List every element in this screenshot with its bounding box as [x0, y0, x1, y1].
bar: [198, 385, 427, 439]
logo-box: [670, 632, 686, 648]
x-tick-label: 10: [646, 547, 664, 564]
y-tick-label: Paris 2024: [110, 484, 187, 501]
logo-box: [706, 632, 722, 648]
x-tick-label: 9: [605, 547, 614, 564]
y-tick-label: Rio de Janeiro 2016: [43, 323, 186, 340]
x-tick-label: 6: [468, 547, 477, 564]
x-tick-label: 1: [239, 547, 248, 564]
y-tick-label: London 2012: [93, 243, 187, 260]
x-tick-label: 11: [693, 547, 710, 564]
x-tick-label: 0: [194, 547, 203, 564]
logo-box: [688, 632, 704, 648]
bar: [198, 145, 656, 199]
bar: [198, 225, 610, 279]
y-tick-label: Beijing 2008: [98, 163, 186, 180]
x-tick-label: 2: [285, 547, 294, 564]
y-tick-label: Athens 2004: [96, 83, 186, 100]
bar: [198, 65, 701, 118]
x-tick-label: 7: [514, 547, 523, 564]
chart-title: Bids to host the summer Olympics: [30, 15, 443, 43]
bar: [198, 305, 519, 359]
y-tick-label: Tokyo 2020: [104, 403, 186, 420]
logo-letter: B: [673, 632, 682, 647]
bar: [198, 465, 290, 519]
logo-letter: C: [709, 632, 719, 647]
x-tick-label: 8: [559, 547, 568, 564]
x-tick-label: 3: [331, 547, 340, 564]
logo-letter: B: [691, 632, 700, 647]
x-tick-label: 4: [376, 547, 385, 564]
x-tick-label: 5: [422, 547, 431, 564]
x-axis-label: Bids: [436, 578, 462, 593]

==

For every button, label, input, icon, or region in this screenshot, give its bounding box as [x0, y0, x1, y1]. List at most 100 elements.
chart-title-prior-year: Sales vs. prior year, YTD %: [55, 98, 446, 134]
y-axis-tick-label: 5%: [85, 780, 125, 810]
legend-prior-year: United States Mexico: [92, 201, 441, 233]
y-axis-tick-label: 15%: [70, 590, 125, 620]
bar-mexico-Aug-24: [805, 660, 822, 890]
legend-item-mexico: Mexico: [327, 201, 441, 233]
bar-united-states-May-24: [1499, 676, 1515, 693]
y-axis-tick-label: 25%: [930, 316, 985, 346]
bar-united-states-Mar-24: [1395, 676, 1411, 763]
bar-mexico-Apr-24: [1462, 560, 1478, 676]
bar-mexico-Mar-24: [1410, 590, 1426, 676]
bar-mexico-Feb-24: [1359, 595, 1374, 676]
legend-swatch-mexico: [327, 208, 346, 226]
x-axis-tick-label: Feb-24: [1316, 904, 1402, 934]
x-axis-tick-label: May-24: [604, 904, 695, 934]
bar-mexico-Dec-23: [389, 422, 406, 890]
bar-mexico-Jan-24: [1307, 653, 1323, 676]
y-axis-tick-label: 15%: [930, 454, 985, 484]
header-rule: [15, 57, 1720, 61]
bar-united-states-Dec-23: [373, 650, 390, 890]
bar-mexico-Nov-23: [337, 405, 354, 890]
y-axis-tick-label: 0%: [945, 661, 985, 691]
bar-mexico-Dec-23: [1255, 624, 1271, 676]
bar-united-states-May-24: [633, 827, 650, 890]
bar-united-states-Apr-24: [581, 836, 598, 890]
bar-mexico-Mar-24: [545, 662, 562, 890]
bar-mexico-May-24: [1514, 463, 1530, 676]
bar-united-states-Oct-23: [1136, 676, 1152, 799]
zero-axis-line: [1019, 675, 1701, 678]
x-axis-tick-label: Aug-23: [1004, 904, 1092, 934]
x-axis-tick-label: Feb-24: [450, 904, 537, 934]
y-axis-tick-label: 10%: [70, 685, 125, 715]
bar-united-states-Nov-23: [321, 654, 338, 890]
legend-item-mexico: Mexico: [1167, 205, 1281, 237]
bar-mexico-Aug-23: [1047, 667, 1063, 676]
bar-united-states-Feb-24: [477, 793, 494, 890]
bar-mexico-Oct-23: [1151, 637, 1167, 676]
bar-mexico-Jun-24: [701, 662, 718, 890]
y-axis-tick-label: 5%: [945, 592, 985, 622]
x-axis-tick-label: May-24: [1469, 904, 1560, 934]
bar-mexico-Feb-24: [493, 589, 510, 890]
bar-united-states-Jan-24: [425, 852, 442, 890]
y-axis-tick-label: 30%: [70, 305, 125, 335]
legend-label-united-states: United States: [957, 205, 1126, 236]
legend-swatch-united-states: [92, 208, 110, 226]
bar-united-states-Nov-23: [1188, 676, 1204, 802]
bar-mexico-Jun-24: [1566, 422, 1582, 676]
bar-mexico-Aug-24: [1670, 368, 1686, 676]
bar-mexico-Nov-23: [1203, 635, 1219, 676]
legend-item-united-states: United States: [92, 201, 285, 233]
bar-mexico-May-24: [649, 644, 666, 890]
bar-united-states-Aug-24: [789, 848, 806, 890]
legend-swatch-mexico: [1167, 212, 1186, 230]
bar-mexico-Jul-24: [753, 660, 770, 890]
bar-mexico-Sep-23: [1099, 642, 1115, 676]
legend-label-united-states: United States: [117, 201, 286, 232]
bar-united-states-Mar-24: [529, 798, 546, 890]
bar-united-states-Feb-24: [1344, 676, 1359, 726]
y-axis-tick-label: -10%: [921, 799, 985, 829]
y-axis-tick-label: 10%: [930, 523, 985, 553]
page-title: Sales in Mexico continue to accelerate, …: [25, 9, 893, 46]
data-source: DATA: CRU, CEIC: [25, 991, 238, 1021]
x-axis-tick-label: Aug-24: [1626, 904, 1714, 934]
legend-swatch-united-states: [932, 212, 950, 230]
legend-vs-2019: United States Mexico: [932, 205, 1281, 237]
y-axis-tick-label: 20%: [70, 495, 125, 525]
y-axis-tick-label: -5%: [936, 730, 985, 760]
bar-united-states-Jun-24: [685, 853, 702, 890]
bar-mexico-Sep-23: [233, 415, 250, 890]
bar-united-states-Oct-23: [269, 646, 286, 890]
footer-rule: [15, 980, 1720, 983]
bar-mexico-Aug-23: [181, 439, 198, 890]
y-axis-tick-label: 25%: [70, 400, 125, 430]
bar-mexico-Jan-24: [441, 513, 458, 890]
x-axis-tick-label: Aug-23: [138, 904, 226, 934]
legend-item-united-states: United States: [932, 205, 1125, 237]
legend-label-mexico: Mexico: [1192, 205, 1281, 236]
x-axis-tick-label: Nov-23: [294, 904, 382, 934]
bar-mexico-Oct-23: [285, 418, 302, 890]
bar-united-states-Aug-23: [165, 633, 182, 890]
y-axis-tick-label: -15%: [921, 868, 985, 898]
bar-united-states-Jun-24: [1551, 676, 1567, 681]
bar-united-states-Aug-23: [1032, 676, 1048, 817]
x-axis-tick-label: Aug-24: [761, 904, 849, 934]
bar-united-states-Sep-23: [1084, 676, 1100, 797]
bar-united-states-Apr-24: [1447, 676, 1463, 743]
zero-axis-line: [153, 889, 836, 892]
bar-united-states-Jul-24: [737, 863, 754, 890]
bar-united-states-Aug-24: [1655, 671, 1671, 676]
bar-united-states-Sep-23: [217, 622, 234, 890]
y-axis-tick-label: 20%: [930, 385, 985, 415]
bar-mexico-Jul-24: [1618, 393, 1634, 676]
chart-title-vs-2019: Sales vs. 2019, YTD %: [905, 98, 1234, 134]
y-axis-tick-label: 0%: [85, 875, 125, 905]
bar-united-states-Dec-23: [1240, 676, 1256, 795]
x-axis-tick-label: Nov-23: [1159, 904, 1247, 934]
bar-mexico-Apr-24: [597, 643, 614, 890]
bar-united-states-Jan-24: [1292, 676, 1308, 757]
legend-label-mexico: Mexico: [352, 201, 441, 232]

--

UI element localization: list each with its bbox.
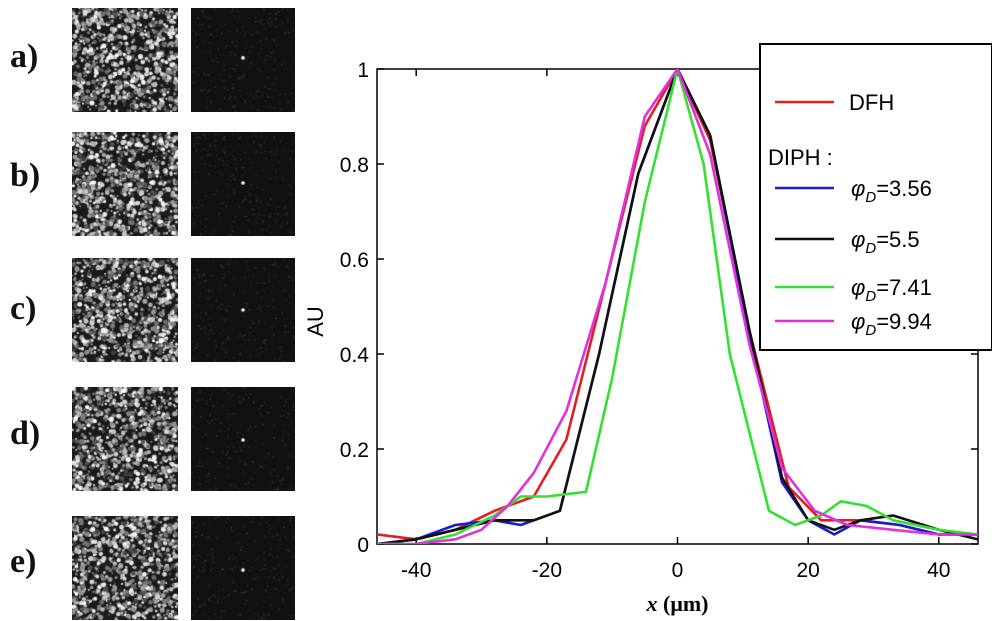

*Request:*
Lay out the rows starting at the line with "List every element" and ending at the line with "bar: [198, 305, 519, 359]" as a two-column CSV headed instruction and output. Give one CSV line per request, with its text and its answer each in a single quoted field and line breaks replaced by spaces.

*Expected output:*
instruction,output
"List every element in this screenshot with its bounding box as [x0, y0, x1, y1].","bar: [198, 385, 427, 439] logo-box: [670, 632, 686, 648] x-tick-label: 10: [646, 547, 664, 564] y-tick-label: Paris 2024: [110, 484, 187, 501] logo-box: [706, 632, 722, 648] x-tick-label: 9: [605, 547, 614, 564] y-tick-label: Rio de Janeiro 2016: [43, 323, 186, 340] x-tick-label: 6: [468, 547, 477, 564] x-tick-label: 1: [239, 547, 248, 564] y-tick-label: London 2012: [93, 243, 187, 260] x-tick-label: 11: [693, 547, 710, 564] x-tick-label: 0: [194, 547, 203, 564] logo-box: [688, 632, 704, 648] bar: [198, 145, 656, 199] bar: [198, 225, 610, 279] y-tick-label: Beijing 2008: [98, 163, 186, 180] x-tick-label: 2: [285, 547, 294, 564] y-tick-label: Athens 2004: [96, 83, 186, 100] bar: [198, 65, 701, 118] x-tick-label: 7: [514, 547, 523, 564] chart-title: Bids to host the summer Olympics: [30, 15, 443, 43] bar: [198, 305, 519, 359]"